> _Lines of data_
··········
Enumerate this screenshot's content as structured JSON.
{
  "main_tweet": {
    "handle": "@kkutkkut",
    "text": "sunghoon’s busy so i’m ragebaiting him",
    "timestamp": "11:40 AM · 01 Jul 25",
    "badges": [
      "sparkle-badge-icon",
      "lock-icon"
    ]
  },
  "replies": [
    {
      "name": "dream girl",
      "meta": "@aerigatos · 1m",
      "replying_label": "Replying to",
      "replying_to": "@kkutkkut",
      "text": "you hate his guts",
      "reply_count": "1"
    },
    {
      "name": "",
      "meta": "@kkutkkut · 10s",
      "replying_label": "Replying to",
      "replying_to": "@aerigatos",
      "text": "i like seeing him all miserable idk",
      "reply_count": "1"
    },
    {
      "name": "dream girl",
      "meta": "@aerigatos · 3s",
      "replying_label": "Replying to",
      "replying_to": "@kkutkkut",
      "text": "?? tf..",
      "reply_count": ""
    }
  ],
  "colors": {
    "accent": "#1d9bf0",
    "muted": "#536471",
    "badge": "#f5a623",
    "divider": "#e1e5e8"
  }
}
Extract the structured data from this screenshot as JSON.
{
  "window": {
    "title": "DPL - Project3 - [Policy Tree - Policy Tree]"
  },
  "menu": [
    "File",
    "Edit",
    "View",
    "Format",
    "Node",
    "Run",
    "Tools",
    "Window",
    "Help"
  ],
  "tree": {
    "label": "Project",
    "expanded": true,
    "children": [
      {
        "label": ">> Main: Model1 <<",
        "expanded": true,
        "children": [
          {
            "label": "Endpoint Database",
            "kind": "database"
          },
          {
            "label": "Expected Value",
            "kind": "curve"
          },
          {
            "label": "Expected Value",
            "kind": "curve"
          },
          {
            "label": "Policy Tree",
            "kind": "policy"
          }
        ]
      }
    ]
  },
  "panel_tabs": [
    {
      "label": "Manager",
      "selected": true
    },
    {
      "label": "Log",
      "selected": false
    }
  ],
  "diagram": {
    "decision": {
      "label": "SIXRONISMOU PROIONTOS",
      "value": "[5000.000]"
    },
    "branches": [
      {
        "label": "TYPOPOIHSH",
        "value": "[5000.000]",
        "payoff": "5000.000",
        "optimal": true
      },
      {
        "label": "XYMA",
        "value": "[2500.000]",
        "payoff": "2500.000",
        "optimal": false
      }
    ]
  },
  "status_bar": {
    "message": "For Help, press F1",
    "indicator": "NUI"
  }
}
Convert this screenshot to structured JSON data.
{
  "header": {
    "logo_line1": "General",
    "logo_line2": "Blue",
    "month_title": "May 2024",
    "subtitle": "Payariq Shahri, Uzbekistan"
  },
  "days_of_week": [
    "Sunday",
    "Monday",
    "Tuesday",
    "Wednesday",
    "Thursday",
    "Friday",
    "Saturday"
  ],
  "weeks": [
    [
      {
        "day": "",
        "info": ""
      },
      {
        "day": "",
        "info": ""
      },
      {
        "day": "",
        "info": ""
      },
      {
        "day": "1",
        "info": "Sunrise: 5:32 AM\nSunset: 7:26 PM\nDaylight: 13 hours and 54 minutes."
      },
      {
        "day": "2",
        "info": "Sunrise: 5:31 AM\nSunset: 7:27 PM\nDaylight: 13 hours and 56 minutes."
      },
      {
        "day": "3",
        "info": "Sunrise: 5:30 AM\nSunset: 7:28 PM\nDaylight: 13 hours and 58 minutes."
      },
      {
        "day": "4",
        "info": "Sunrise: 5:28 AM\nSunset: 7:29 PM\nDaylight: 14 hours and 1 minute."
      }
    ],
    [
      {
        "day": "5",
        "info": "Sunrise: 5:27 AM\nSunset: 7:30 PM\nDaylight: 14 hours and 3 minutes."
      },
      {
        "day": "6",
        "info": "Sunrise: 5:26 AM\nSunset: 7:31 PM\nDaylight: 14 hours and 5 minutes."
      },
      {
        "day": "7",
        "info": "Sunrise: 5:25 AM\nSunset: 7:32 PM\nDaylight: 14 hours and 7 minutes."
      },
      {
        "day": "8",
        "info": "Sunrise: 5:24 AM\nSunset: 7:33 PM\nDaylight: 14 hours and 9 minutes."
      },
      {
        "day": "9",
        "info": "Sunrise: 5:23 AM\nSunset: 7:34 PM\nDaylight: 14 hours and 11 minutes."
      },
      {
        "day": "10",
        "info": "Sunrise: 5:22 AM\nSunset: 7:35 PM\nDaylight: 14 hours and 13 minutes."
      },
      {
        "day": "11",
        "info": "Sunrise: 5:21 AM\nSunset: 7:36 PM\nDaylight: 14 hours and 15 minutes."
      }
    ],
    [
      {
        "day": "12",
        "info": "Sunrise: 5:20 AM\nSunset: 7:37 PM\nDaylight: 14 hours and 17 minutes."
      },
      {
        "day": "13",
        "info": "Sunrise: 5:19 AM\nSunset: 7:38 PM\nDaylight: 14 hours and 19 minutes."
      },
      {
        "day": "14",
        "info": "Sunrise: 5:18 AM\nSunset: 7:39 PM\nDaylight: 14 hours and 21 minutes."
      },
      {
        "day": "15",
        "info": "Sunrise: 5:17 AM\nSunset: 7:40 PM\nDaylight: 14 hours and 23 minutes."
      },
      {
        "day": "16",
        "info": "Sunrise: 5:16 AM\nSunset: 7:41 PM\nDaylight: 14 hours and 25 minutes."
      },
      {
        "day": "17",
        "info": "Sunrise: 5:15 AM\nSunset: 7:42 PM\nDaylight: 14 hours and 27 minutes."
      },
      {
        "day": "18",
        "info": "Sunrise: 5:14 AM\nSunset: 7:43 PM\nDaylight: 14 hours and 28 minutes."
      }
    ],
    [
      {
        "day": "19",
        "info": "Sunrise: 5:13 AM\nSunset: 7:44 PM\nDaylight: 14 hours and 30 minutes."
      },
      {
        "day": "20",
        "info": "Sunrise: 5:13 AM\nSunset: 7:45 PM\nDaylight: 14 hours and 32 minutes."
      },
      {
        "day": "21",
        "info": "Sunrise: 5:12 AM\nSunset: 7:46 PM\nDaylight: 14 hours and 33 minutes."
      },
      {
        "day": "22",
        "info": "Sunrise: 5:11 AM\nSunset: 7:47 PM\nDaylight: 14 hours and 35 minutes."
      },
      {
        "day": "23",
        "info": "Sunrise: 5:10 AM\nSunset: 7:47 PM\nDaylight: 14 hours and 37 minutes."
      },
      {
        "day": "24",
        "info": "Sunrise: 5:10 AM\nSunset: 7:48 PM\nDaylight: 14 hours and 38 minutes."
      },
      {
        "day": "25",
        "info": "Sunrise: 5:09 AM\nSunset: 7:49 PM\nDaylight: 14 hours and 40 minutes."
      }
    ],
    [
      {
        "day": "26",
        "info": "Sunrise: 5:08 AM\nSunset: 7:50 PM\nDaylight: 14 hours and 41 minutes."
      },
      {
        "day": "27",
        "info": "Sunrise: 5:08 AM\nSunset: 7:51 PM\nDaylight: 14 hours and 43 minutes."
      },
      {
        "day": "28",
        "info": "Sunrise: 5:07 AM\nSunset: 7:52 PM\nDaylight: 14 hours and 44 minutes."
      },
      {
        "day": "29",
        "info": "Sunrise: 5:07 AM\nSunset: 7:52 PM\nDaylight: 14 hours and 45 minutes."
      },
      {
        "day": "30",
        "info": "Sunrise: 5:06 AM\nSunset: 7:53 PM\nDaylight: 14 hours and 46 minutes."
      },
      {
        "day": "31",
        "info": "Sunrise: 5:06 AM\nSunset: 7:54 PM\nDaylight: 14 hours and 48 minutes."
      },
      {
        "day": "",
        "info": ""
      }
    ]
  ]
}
··········
> _Problem statement_
Every entry must be retyped in full, exactly as given.

> _Complete output_
Enumerate this screenshot's content as structured JSON.
{
  "main_tweet": {
    "handle": "@kkutkkut",
    "text": "sunghoon’s busy so i’m ragebaiting him",
    "timestamp": "11:40 AM · 01 Jul 25",
    "badges": [
      "sparkle-badge-icon",
      "lock-icon"
    ]
  },
  "replies": [
    {
      "name": "dream girl",
      "meta": "@aerigatos · 1m",
      "replying_label": "Replying to",
      "replying_to": "@kkutkkut",
      "text": "you hate his guts",
      "reply_count": "1"
    },
    {
      "name": "",
      "meta": "@kkutkkut · 10s",
      "replying_label": "Replying to",
      "replying_to": "@aerigatos",
      "text": "i like seeing him all miserable idk",
      "reply_count": "1"
    },
    {
      "name": "dream girl",
      "meta": "@aerigatos · 3s",
      "replying_label": "Replying to",
      "replying_to": "@kkutkkut",
      "text": "?? tf..",
      "reply_count": ""
    }
  ],
  "colors": {
    "accent": "#1d9bf0",
    "muted": "#536471",
    "badge": "#f5a623",
    "divider": "#e1e5e8"
  }
}
Extract the structured data from this screenshot as JSON.
{
  "window": {
    "title": "DPL - Project3 - [Policy Tree - Policy Tree]"
  },
  "menu": [
    "File",
    "Edit",
    "View",
    "Format",
    "Node",
    "Run",
    "Tools",
    "Window",
    "Help"
  ],
  "tree": {
    "label": "Project",
    "expanded": true,
    "children": [
      {
        "label": ">> Main: Model1 <<",
        "expanded": true,
        "children": [
          {
            "label": "Endpoint Database",
            "kind": "database"
          },
          {
            "label": "Expected Value",
            "kind": "curve"
          },
          {
            "label": "Expected Value",
            "kind": "curve"
          },
          {
            "label": "Policy Tree",
            "kind": "policy"
          }
        ]
      }
    ]
  },
  "panel_tabs": [
    {
      "label": "Manager",
      "selected": true
    },
    {
      "label": "Log",
      "selected": false
    }
  ],
  "diagram": {
    "decision": {
      "label": "SIXRONISMOU PROIONTOS",
      "value": "[5000.000]"
    },
    "branches": [
      {
        "label": "TYPOPOIHSH",
        "value": "[5000.000]",
        "payoff": "5000.000",
        "optimal": true
      },
      {
        "label": "XYMA",
        "value": "[2500.000]",
        "payoff": "2500.000",
        "optimal": false
      }
    ]
  },
  "status_bar": {
    "message": "For Help, press F1",
    "indicator": "NUI"
  }
}
Convert this screenshot to structured JSON data.
{
  "header": {
    "logo_line1": "General",
    "logo_line2": "Blue",
    "month_title": "May 2024",
    "subtitle": "Payariq Shahri, Uzbekistan"
  },
  "days_of_week": [
    "Sunday",
    "Monday",
    "Tuesday",
    "Wednesday",
    "Thursday",
    "Friday",
    "Saturday"
  ],
  "weeks": [
    [
      {
        "day": "",
        "info": ""
      },
      {
        "day": "",
        "info": ""
      },
      {
        "day": "",
        "info": ""
      },
      {
        "day": "1",
        "info": "Sunrise: 5:32 AM\nSunset: 7:26 PM\nDaylight: 13 hours and 54 minutes."
      },
      {
        "day": "2",
        "info": "Sunrise: 5:31 AM\nSunset: 7:27 PM\nDaylight: 13 hours and 56 minutes."
      },
      {
        "day": "3",
        "info": "Sunrise: 5:30 AM\nSunset: 7:28 PM\nDaylight: 13 hours and 58 minutes."
      },
      {
        "day": "4",
        "info": "Sunrise: 5:28 AM\nSunset: 7:29 PM\nDaylight: 14 hours and 1 minute."
      }
    ],
    [
      {
        "day": "5",
        "info": "Sunrise: 5:27 AM\nSunset: 7:30 PM\nDaylight: 14 hours and 3 minutes."
      },
      {
        "day": "6",
        "info": "Sunrise: 5:26 AM\nSunset: 7:31 PM\nDaylight: 14 hours and 5 minutes."
      },
      {
        "day": "7",
        "info": "Sunrise: 5:25 AM\nSunset: 7:32 PM\nDaylight: 14 hours and 7 minutes."
      },
      {
        "day": "8",
        "info": "Sunrise: 5:24 AM\nSunset: 7:33 PM\nDaylight: 14 hours and 9 minutes."
      },
      {
        "day": "9",
        "info": "Sunrise: 5:23 AM\nSunset: 7:34 PM\nDaylight: 14 hours and 11 minutes."
      },
      {
        "day": "10",
        "info": "Sunrise: 5:22 AM\nSunset: 7:35 PM\nDaylight: 14 hours and 13 minutes."
      },
      {
        "day": "11",
        "info": "Sunrise: 5:21 AM\nSunset: 7:36 PM\nDaylight: 14 hours and 15 minutes."
      }
    ],
    [
      {
        "day": "12",
        "info": "Sunrise: 5:20 AM\nSunset: 7:37 PM\nDaylight: 14 hours and 17 minutes."
      },
      {
        "day": "13",
        "info": "Sunrise: 5:19 AM\nSunset: 7:38 PM\nDaylight: 14 hours and 19 minutes."
      },
      {
        "day": "14",
        "info": "Sunrise: 5:18 AM\nSunset: 7:39 PM\nDaylight: 14 hours and 21 minutes."
      },
      {
        "day": "15",
        "info": "Sunrise: 5:17 AM\nSunset: 7:40 PM\nDaylight: 14 hours and 23 minutes."
      },
      {
        "day": "16",
        "info": "Sunrise: 5:16 AM\nSunset: 7:41 PM\nDaylight: 14 hours and 25 minutes."
      },
      {
        "day": "17",
        "info": "Sunrise: 5:15 AM\nSunset: 7:42 PM\nDaylight: 14 hours and 27 minutes."
      },
      {
        "day": "18",
        "info": "Sunrise: 5:14 AM\nSunset: 7:43 PM\nDaylight: 14 hours and 28 minutes."
      }
    ],
    [
      {
        "day": "19",
        "info": "Sunrise: 5:13 AM\nSunset: 7:44 PM\nDaylight: 14 hours and 30 minutes."
      },
      {
        "day": "20",
        "info": "Sunrise: 5:13 AM\nSunset: 7:45 PM\nDaylight: 14 hours and 32 minutes."
      },
      {
        "day": "21",
        "info": "Sunrise: 5:12 AM\nSunset: 7:46 PM\nDaylight: 14 hours and 33 minutes."
      },
      {
        "day": "22",
        "info": "Sunrise: 5:11 AM\nSunset: 7:47 PM\nDaylight: 14 hours and 35 minutes."
      },
      {
        "day": "23",
        "info": "Sunrise: 5:10 AM\nSunset: 7:47 PM\nDaylight: 14 hours and 37 minutes."
      },
      {
        "day": "24",
        "info": "Sunrise: 5:10 AM\nSunset: 7:48 PM\nDaylight: 14 hours and 38 minutes."
      },
      {
        "day": "25",
        "info": "Sunrise: 5:09 AM\nSunset: 7:49 PM\nDaylight: 14 hours and 40 minutes."
      }
    ],
    [
      {
        "day": "26",
        "info": "Sunrise: 5:08 AM\nSunset: 7:50 PM\nDaylight: 14 hours and 41 minutes."
      },
      {
        "day": "27",
        "info": "Sunrise: 5:08 AM\nSunset: 7:51 PM\nDaylight: 14 hours and 43 minutes."
      },
      {
        "day": "28",
        "info": "Sunrise: 5:07 AM\nSunset: 7:52 PM\nDaylight: 14 hours and 44 minutes."
      },
      {
        "day": "29",
        "info": "Sunrise: 5:07 AM\nSunset: 7:52 PM\nDaylight: 14 hours and 45 minutes."
      },
      {
        "day": "30",
        "info": "Sunrise: 5:06 AM\nSunset: 7:53 PM\nDaylight: 14 hours and 46 minutes."
      },
      {
        "day": "31",
        "info": "Sunrise: 5:06 AM\nSunset: 7:54 PM\nDaylight: 14 hours and 48 minutes."
      },
      {
        "day": "",
        "info": ""
      }
    ]
  ]
}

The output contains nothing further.